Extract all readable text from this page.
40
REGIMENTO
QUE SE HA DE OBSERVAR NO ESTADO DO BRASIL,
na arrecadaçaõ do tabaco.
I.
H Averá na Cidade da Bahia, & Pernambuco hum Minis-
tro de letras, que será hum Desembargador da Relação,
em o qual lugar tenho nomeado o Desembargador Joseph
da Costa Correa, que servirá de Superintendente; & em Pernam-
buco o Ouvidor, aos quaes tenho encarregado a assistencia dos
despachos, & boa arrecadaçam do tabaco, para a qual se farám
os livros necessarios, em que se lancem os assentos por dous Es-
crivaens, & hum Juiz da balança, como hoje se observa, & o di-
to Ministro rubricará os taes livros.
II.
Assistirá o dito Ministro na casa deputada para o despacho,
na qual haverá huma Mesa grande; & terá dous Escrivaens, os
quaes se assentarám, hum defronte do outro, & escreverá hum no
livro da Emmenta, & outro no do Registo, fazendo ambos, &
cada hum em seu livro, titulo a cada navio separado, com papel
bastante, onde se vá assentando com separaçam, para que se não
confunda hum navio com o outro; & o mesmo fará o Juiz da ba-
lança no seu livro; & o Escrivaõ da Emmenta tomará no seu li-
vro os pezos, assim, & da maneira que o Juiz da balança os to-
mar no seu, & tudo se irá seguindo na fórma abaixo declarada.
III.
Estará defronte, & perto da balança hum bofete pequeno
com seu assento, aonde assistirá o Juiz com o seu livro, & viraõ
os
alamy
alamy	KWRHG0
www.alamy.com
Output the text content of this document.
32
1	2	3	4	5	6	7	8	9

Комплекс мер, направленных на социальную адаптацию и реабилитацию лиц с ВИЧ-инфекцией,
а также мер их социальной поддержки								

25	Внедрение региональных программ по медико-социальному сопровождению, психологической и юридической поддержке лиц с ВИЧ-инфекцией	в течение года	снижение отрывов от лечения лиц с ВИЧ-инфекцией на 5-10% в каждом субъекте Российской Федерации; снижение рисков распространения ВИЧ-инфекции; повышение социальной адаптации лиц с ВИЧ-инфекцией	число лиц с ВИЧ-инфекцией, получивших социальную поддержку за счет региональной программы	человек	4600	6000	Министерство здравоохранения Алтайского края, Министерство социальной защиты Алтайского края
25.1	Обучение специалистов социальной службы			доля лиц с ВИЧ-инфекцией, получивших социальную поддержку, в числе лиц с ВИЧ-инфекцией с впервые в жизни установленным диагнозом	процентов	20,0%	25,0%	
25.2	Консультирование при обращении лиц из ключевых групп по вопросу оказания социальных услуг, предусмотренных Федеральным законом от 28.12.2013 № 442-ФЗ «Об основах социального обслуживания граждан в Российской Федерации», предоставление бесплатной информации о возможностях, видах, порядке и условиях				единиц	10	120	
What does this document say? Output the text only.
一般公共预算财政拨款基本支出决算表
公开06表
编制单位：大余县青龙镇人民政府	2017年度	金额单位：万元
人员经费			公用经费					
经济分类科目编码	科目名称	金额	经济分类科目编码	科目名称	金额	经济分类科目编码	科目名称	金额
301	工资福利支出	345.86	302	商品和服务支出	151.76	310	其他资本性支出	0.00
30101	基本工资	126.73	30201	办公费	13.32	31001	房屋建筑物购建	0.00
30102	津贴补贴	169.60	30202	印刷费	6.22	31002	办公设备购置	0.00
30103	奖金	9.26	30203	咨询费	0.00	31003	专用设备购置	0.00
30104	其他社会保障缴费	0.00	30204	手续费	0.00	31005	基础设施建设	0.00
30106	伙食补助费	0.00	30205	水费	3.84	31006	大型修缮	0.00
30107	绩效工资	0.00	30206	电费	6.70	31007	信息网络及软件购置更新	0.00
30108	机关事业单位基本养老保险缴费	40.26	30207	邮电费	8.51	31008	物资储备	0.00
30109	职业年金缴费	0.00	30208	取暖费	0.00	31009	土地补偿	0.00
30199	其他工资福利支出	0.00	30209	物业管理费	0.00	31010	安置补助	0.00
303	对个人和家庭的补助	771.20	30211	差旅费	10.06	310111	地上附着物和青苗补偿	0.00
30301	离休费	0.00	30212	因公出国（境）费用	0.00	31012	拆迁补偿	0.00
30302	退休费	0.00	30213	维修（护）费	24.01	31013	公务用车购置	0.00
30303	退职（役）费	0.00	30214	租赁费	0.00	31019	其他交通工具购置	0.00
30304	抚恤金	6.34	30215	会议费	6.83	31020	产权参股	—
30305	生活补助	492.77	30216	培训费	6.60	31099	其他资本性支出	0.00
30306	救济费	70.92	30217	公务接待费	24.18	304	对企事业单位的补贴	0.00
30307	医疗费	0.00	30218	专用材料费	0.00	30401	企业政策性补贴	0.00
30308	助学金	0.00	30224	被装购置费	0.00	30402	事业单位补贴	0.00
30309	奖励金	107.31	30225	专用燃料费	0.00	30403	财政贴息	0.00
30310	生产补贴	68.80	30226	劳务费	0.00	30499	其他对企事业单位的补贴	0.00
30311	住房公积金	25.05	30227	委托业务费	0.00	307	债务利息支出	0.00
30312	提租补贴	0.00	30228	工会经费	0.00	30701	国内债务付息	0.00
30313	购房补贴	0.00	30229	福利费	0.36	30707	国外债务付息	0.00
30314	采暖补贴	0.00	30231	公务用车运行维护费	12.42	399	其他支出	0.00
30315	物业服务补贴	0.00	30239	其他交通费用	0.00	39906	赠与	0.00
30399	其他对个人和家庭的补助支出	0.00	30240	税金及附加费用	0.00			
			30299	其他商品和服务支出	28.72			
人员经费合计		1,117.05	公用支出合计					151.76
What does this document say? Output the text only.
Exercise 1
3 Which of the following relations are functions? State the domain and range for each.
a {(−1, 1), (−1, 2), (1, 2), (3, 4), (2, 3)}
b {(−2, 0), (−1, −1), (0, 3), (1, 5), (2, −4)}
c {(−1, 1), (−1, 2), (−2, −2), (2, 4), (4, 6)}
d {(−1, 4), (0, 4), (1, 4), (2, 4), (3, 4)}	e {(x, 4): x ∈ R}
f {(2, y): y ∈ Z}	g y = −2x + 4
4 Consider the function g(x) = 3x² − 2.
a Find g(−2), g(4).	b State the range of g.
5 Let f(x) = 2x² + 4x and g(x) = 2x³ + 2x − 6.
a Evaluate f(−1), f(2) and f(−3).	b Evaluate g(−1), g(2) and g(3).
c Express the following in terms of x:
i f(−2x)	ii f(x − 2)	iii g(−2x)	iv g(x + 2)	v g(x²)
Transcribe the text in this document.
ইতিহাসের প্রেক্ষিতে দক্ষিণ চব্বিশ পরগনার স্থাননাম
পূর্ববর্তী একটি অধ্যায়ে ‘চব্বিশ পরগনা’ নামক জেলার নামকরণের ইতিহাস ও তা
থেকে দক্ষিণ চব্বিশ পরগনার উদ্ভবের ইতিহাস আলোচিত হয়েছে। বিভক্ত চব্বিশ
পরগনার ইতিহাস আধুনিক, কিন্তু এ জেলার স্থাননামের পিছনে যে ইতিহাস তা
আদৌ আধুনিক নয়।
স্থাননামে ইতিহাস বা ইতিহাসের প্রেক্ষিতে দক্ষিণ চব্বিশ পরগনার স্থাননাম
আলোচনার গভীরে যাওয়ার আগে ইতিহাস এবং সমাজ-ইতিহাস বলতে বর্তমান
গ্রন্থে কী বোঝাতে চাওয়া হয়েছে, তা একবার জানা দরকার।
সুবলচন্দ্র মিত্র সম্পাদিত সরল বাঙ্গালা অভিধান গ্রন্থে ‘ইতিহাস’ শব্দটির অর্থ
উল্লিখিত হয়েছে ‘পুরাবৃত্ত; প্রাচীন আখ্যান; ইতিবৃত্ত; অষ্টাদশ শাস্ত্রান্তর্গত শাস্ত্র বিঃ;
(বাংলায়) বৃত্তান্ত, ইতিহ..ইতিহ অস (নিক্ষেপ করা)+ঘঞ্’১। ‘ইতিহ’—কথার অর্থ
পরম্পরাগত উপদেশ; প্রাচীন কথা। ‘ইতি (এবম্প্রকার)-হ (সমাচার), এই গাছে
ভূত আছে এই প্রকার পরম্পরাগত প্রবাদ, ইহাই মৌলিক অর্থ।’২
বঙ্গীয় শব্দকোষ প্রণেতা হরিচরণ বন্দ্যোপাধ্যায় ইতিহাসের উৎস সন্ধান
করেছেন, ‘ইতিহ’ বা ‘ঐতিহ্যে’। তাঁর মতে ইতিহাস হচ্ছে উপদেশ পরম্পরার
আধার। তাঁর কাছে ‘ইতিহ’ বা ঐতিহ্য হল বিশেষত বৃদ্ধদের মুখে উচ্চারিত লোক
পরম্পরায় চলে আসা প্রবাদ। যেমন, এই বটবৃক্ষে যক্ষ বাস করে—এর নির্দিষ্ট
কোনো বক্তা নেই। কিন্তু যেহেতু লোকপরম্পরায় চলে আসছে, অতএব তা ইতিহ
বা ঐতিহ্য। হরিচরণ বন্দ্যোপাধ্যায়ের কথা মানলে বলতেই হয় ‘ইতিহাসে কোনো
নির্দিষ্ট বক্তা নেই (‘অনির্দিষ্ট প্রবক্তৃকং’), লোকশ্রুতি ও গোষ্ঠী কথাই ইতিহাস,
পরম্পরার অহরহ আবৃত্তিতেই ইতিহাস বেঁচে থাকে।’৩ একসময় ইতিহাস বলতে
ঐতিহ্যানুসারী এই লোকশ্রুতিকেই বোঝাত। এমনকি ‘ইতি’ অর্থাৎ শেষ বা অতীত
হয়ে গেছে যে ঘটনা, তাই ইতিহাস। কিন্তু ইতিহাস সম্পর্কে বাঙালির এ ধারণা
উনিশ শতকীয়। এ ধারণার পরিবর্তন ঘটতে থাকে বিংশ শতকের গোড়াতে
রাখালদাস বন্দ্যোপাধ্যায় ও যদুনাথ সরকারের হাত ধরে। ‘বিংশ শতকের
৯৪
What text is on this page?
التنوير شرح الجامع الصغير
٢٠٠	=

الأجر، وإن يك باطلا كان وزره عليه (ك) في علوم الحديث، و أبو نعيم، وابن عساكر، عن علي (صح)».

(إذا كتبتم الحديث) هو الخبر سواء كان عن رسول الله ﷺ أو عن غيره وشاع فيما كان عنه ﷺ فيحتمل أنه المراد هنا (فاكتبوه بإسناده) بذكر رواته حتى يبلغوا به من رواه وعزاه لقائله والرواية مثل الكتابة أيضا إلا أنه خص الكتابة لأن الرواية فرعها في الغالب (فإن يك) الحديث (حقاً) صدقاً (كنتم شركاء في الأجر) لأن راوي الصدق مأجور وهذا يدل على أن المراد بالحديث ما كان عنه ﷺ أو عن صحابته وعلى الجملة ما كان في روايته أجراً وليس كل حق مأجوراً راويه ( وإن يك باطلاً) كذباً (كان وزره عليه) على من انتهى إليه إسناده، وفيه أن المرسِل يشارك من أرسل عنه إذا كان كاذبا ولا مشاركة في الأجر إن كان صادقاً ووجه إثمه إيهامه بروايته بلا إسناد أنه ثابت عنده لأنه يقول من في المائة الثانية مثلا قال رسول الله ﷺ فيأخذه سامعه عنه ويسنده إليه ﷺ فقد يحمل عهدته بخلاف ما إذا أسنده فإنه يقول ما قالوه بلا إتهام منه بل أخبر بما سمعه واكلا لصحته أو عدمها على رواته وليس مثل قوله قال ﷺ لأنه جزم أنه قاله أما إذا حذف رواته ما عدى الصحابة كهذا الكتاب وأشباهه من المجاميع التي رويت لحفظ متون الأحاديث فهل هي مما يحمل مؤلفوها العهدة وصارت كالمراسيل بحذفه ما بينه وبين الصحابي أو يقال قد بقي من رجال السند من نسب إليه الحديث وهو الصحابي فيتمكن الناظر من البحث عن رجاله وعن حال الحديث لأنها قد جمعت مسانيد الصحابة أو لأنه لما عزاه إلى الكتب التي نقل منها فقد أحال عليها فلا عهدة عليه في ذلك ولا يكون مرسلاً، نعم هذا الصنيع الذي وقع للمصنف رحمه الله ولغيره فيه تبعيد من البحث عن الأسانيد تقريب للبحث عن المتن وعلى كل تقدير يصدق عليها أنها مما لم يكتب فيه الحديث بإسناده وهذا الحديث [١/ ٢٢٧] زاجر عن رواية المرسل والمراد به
════════════════════
## EXERCISE DIRECTIONS
Search the listing for the word "其他资本性支出" and return each line that holds it.

## WRITTEN SOLUTION
301	工资福利支出	345.86	302	商品和服务支出	151.76	310	其他资本性支出	0.00
30305	生活补助	492.77	30216	培训费	6.60	31099	其他资本性支出	0.00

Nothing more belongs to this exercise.